# [AIM]
From the records below, pull each line that has "Index".

···

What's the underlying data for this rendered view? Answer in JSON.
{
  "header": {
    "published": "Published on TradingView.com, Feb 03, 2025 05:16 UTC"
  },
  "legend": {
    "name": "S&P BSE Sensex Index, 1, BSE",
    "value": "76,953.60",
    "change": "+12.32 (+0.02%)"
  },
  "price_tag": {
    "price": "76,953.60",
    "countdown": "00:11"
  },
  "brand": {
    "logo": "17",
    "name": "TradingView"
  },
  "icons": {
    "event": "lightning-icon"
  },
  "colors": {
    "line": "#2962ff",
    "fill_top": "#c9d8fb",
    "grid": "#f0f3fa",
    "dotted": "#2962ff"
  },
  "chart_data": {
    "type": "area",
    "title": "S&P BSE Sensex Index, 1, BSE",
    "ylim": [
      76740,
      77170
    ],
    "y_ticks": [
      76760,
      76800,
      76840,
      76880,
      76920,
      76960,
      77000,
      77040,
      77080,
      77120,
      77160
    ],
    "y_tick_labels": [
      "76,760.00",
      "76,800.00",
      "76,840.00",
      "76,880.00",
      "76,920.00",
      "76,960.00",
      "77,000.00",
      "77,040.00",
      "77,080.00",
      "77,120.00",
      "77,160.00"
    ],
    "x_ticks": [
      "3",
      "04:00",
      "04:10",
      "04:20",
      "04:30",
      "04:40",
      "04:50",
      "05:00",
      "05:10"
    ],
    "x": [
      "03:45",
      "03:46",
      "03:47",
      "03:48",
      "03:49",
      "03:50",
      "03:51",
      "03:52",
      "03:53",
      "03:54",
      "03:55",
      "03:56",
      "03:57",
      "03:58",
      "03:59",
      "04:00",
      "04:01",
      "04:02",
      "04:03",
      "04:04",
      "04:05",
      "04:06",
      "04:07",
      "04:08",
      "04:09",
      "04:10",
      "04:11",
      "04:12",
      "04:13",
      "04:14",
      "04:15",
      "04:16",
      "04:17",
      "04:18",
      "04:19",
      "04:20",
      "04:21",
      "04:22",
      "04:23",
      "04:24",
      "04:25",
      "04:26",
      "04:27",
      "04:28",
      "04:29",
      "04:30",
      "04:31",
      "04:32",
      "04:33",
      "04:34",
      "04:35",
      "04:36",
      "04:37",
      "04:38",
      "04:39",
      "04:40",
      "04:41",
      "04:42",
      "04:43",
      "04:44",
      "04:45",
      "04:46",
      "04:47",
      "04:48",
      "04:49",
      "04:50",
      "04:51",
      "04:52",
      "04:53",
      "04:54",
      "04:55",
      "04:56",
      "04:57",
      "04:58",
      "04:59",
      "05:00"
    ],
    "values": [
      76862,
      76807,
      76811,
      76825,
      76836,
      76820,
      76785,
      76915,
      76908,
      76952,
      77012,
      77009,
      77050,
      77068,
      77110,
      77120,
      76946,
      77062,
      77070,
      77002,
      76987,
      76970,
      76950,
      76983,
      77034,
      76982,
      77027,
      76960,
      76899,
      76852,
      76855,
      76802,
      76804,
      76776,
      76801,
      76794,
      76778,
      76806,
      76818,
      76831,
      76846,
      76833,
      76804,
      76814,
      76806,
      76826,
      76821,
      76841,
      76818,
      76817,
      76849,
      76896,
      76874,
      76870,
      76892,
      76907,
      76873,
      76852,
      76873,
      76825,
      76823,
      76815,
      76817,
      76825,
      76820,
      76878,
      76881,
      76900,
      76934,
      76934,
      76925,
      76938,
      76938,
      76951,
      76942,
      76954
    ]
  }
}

···

# [EXERCISE SOLUTION]
    "name": "S&P BSE Sensex Index, 1, BSE",
    "title": "S&P BSE Sensex Index, 1, BSE",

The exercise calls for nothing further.